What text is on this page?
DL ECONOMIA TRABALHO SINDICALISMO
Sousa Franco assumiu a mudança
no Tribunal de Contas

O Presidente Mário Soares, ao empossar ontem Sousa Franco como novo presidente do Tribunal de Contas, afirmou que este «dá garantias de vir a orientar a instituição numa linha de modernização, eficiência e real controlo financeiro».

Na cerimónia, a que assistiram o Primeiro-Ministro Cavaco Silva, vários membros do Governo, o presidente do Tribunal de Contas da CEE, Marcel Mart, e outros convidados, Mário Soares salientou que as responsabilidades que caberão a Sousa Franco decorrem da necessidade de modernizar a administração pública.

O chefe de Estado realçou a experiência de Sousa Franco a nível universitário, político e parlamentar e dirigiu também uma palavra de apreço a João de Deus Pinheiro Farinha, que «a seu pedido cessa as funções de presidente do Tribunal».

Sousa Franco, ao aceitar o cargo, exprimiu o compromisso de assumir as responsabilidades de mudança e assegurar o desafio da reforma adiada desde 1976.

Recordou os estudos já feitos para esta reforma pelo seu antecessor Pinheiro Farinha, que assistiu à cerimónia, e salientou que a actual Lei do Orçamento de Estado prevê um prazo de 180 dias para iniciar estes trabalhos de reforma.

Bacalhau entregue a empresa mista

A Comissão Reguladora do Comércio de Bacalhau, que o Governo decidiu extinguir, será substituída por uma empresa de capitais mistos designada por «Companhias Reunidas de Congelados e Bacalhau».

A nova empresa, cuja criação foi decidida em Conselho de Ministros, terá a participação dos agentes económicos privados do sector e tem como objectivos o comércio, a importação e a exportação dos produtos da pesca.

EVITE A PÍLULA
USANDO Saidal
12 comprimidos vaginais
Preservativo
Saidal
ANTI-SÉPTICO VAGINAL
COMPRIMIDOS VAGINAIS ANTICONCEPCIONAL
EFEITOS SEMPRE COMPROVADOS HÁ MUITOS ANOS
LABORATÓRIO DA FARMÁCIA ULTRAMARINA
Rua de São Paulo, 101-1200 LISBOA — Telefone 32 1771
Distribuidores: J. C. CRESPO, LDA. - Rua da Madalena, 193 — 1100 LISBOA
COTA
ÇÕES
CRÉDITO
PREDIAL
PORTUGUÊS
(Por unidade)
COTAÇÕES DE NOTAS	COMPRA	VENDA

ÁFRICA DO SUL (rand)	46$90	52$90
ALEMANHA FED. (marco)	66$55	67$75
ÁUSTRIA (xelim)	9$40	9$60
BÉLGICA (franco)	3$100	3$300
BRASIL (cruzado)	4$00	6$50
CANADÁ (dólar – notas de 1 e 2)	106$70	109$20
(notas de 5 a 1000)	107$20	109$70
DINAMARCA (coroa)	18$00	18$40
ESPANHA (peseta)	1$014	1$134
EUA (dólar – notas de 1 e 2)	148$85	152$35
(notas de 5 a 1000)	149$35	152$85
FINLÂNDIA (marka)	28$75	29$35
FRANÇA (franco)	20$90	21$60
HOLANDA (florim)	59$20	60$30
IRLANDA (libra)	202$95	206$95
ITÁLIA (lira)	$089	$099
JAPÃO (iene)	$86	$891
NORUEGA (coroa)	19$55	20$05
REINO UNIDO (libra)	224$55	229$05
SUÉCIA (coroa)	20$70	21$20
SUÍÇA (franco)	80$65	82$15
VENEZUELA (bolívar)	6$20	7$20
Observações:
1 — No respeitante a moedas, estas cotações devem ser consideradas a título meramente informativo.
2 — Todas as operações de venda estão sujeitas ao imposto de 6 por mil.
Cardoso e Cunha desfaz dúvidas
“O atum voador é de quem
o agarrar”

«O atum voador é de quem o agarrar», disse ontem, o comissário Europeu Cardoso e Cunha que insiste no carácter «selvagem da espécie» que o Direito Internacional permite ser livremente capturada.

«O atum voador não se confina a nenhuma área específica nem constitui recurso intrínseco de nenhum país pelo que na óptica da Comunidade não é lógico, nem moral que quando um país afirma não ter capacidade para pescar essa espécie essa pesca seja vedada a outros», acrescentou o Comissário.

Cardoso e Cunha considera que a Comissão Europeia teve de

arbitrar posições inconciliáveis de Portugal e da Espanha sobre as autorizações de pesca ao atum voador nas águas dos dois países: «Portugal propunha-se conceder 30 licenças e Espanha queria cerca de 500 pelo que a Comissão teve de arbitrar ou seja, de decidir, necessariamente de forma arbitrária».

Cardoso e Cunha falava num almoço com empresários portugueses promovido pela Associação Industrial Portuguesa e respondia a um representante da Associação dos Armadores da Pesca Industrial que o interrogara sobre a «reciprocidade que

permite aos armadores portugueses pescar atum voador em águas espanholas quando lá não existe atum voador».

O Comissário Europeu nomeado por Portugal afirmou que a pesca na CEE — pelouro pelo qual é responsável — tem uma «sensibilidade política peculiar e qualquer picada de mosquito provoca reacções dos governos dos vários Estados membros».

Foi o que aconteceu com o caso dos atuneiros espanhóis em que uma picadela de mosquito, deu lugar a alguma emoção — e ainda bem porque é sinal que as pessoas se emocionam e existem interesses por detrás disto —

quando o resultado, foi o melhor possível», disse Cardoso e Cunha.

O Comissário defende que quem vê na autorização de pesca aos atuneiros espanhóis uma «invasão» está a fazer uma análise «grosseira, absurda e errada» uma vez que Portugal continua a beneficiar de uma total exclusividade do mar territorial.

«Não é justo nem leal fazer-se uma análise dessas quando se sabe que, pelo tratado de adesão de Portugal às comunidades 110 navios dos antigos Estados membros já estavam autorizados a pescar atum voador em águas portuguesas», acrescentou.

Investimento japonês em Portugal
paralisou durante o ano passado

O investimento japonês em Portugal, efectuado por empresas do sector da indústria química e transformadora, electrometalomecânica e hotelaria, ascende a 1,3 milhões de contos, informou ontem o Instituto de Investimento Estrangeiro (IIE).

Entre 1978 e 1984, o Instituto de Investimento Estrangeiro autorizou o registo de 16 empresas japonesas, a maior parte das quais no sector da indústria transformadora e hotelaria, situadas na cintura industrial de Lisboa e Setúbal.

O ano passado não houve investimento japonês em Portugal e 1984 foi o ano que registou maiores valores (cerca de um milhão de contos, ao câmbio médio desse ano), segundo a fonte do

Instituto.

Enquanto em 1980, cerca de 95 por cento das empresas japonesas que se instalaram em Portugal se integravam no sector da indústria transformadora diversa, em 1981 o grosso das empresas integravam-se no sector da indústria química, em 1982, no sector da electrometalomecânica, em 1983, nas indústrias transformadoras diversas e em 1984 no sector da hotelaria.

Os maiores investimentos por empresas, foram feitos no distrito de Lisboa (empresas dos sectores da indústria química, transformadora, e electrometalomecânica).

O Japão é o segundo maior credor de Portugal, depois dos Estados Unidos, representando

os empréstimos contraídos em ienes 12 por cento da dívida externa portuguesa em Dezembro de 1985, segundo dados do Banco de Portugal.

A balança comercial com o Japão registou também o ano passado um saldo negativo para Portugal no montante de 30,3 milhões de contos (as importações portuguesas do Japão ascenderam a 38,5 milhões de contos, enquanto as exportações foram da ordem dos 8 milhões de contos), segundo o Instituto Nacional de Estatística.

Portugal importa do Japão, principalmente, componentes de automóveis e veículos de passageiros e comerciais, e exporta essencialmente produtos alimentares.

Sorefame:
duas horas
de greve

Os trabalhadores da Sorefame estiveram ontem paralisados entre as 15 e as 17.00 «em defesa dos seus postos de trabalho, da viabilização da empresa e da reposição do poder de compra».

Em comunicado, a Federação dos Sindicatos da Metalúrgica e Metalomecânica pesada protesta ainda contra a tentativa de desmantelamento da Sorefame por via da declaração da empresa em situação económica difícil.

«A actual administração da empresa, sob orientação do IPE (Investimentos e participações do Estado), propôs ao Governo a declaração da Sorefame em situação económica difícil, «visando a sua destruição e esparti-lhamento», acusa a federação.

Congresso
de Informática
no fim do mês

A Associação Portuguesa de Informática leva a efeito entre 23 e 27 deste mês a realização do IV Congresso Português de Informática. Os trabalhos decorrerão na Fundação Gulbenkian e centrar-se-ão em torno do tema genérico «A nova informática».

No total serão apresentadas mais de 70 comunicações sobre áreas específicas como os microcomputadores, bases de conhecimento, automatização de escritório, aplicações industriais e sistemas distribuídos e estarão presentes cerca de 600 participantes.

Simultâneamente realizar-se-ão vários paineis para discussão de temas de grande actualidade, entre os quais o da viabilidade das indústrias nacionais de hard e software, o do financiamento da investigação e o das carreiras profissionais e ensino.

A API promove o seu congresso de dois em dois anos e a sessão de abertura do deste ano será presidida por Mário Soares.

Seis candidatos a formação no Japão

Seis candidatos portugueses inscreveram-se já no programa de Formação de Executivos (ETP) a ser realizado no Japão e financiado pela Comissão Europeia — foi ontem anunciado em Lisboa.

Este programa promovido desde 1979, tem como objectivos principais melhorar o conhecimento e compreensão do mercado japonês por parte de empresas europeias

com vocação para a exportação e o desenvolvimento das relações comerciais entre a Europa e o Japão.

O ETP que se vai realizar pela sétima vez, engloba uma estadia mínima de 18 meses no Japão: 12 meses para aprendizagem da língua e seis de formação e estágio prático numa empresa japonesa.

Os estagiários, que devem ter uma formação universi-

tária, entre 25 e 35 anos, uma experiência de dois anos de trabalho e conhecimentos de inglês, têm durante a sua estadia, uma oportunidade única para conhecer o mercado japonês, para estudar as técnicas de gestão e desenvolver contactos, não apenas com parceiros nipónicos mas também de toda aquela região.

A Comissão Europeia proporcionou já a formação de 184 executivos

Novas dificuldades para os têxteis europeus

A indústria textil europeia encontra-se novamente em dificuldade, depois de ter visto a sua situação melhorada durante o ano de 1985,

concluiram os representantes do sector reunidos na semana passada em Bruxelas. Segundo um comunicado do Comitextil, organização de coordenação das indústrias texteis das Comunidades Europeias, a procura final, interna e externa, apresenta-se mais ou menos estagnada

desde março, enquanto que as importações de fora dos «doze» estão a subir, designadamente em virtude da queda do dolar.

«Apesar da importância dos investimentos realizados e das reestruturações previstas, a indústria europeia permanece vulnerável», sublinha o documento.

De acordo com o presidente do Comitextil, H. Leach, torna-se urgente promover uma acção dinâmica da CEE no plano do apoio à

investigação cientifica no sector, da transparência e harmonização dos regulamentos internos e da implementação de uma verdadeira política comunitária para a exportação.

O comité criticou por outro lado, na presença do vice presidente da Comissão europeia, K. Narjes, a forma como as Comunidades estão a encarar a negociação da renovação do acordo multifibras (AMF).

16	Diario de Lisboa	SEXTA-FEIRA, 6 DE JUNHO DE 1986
=====
Brief.
Say, as a number only, how many lines of the data contain "devem".

Task output.
2